[Dataset rows]
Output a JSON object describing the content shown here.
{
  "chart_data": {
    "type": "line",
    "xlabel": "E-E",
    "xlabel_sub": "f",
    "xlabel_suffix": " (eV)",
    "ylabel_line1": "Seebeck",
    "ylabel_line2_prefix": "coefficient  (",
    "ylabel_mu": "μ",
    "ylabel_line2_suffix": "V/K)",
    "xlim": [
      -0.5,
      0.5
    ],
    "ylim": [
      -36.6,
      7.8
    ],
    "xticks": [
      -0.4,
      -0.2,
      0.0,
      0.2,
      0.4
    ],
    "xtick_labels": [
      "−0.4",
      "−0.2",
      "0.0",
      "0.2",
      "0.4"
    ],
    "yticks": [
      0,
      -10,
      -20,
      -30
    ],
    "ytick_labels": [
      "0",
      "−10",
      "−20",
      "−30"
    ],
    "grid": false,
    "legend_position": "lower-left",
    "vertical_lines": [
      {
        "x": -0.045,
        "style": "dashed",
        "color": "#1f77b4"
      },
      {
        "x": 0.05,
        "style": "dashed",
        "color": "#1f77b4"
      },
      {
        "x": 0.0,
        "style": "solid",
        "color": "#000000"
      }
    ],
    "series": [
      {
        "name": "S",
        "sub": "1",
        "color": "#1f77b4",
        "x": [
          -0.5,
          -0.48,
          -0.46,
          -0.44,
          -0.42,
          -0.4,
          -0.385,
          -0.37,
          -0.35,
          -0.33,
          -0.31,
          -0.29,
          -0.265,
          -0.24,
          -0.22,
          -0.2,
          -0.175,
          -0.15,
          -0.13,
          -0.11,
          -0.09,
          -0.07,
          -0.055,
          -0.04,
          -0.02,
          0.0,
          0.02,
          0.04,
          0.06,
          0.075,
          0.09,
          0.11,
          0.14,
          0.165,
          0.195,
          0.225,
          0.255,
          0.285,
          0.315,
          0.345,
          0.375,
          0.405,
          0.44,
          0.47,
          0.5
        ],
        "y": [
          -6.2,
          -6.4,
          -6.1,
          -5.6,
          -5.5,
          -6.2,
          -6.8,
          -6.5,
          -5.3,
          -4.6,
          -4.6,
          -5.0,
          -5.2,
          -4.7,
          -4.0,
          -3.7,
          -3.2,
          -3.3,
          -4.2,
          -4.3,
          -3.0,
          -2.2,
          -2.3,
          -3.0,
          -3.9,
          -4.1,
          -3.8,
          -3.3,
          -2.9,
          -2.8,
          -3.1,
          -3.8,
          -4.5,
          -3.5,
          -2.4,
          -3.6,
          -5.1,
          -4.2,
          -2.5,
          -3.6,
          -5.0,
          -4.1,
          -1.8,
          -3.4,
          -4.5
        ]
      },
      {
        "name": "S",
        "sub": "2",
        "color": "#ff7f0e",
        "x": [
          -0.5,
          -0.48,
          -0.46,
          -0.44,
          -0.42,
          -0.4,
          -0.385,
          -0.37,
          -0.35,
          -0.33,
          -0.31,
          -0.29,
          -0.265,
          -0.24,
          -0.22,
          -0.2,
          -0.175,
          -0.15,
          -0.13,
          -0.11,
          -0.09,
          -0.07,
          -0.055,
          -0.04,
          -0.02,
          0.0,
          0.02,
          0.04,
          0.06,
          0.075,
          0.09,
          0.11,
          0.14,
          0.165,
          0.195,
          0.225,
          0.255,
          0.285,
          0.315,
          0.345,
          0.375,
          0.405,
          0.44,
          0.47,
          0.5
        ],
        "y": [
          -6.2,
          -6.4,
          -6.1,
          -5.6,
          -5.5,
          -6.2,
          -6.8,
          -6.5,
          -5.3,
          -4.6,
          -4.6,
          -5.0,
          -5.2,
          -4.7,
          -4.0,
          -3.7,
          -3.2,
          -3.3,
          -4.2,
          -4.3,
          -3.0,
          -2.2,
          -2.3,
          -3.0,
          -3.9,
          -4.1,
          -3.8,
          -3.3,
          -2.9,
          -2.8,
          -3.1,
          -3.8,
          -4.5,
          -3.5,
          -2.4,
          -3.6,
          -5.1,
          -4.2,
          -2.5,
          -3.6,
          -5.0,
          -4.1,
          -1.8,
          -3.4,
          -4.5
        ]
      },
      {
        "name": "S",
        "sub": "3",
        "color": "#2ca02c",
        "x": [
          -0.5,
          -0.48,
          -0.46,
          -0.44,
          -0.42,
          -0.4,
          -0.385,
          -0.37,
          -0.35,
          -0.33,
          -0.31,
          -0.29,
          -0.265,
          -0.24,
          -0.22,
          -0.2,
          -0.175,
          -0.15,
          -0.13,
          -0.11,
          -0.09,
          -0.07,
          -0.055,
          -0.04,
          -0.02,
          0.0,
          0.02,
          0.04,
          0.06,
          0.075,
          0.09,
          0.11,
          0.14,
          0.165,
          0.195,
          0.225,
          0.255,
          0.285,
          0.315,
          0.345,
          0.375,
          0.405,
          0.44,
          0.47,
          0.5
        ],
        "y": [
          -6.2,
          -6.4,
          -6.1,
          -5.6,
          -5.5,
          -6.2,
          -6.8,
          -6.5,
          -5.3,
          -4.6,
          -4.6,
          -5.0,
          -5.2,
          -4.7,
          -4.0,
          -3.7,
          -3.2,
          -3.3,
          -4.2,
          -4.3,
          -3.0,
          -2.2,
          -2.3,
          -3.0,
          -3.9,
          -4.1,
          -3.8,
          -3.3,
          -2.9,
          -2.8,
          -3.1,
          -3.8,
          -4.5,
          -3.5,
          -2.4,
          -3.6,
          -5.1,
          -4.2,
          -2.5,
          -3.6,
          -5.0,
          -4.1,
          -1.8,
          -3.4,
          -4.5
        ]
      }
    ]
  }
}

**DIRECTIONS**
Faithfully copy every entry, leaving nothing out.

**OUTPUT FOR THIS EXERCISE**
Output a JSON object describing the content shown here.
{
  "chart_data": {
    "type": "line",
    "xlabel": "E-E",
    "xlabel_sub": "f",
    "xlabel_suffix": " (eV)",
    "ylabel_line1": "Seebeck",
    "ylabel_line2_prefix": "coefficient  (",
    "ylabel_mu": "μ",
    "ylabel_line2_suffix": "V/K)",
    "xlim": [
      -0.5,
      0.5
    ],
    "ylim": [
      -36.6,
      7.8
    ],
    "xticks": [
      -0.4,
      -0.2,
      0.0,
      0.2,
      0.4
    ],
    "xtick_labels": [
      "−0.4",
      "−0.2",
      "0.0",
      "0.2",
      "0.4"
    ],
    "yticks": [
      0,
      -10,
      -20,
      -30
    ],
    "ytick_labels": [
      "0",
      "−10",
      "−20",
      "−30"
    ],
    "grid": false,
    "legend_position": "lower-left",
    "vertical_lines": [
      {
        "x": -0.045,
        "style": "dashed",
        "color": "#1f77b4"
      },
      {
        "x": 0.05,
        "style": "dashed",
        "color": "#1f77b4"
      },
      {
        "x": 0.0,
        "style": "solid",
        "color": "#000000"
      }
    ],
    "series": [
      {
        "name": "S",
        "sub": "1",
        "color": "#1f77b4",
        "x": [
          -0.5,
          -0.48,
          -0.46,
          -0.44,
          -0.42,
          -0.4,
          -0.385,
          -0.37,
          -0.35,
          -0.33,
          -0.31,
          -0.29,
          -0.265,
          -0.24,
          -0.22,
          -0.2,
          -0.175,
          -0.15,
          -0.13,
          -0.11,
          -0.09,
          -0.07,
          -0.055,
          -0.04,
          -0.02,
          0.0,
          0.02,
          0.04,
          0.06,
          0.075,
          0.09,
          0.11,
          0.14,
          0.165,
          0.195,
          0.225,
          0.255,
          0.285,
          0.315,
          0.345,
          0.375,
          0.405,
          0.44,
          0.47,
          0.5
        ],
        "y": [
          -6.2,
          -6.4,
          -6.1,
          -5.6,
          -5.5,
          -6.2,
          -6.8,
          -6.5,
          -5.3,
          -4.6,
          -4.6,
          -5.0,
          -5.2,
          -4.7,
          -4.0,
          -3.7,
          -3.2,
          -3.3,
          -4.2,
          -4.3,
          -3.0,
          -2.2,
          -2.3,
          -3.0,
          -3.9,
          -4.1,
          -3.8,
          -3.3,
          -2.9,
          -2.8,
          -3.1,
          -3.8,
          -4.5,
          -3.5,
          -2.4,
          -3.6,
          -5.1,
          -4.2,
          -2.5,
          -3.6,
          -5.0,
          -4.1,
          -1.8,
          -3.4,
          -4.5
        ]
      },
      {
        "name": "S",
        "sub": "2",
        "color": "#ff7f0e",
        "x": [
          -0.5,
          -0.48,
          -0.46,
          -0.44,
          -0.42,
          -0.4,
          -0.385,
          -0.37,
          -0.35,
          -0.33,
          -0.31,
          -0.29,
          -0.265,
          -0.24,
          -0.22,
          -0.2,
          -0.175,
          -0.15,
          -0.13,
          -0.11,
          -0.09,
          -0.07,
          -0.055,
          -0.04,
          -0.02,
          0.0,
          0.02,
          0.04,
          0.06,
          0.075,
          0.09,
          0.11,
          0.14,
          0.165,
          0.195,
          0.225,
          0.255,
          0.285,
          0.315,
          0.345,
          0.375,
          0.405,
          0.44,
          0.47,
          0.5
        ],
        "y": [
          -6.2,
          -6.4,
          -6.1,
          -5.6,
          -5.5,
          -6.2,
          -6.8,
          -6.5,
          -5.3,
          -4.6,
          -4.6,
          -5.0,
          -5.2,
          -4.7,
          -4.0,
          -3.7,
          -3.2,
          -3.3,
          -4.2,
          -4.3,
          -3.0,
          -2.2,
          -2.3,
          -3.0,
          -3.9,
          -4.1,
          -3.8,
          -3.3,
          -2.9,
          -2.8,
          -3.1,
          -3.8,
          -4.5,
          -3.5,
          -2.4,
          -3.6,
          -5.1,
          -4.2,
          -2.5,
          -3.6,
          -5.0,
          -4.1,
          -1.8,
          -3.4,
          -4.5
        ]
      },
      {
        "name": "S",
        "sub": "3",
        "color": "#2ca02c",
        "x": [
          -0.5,
          -0.48,
          -0.46,
          -0.44,
          -0.42,
          -0.4,
          -0.385,
          -0.37,
          -0.35,
          -0.33,
          -0.31,
          -0.29,
          -0.265,
          -0.24,
          -0.22,
          -0.2,
          -0.175,
          -0.15,
          -0.13,
          -0.11,
          -0.09,
          -0.07,
          -0.055,
          -0.04,
          -0.02,
          0.0,
          0.02,
          0.04,
          0.06,
          0.075,
          0.09,
          0.11,
          0.14,
          0.165,
          0.195,
          0.225,
          0.255,
          0.285,
          0.315,
          0.345,
          0.375,
          0.405,
          0.44,
          0.47,
          0.5
        ],
        "y": [
          -6.2,
          -6.4,
          -6.1,
          -5.6,
          -5.5,
          -6.2,
          -6.8,
          -6.5,
          -5.3,
          -4.6,
          -4.6,
          -5.0,
          -5.2,
          -4.7,
          -4.0,
          -3.7,
          -3.2,
          -3.3,
          -4.2,
          -4.3,
          -3.0,
          -2.2,
          -2.3,
          -3.0,
          -3.9,
          -4.1,
          -3.8,
          -3.3,
          -2.9,
          -2.8,
          -3.1,
          -3.8,
          -4.5,
          -3.5,
          -2.4,
          -3.6,
          -5.1,
          -4.2,
          -2.5,
          -3.6,
          -5.0,
          -4.1,
          -1.8,
          -3.4,
          -4.5
        ]
      }
    ]
  }
}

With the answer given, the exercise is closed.